Lines of data:
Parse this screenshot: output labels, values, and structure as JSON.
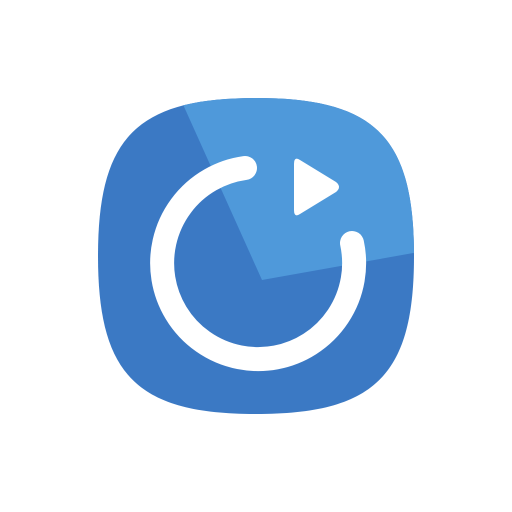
{
  "icon": {
    "name": "replay-icon",
    "colors": {
      "background": "#ffffff",
      "tile_base": "#3b79c4",
      "tile_highlight": "#4f99da",
      "glyph": "#ffffff"
    }
  }
}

Description of the task — Reproduce the material in its entirety and word for word, without the pictures.

Written answer —
Parse this screenshot: output labels, values, and structure as JSON.
{
  "icon": {
    "name": "replay-icon",
    "colors": {
      "background": "#ffffff",
      "tile_base": "#3b79c4",
      "tile_highlight": "#4f99da",
      "glyph": "#ffffff"
    }
  }
}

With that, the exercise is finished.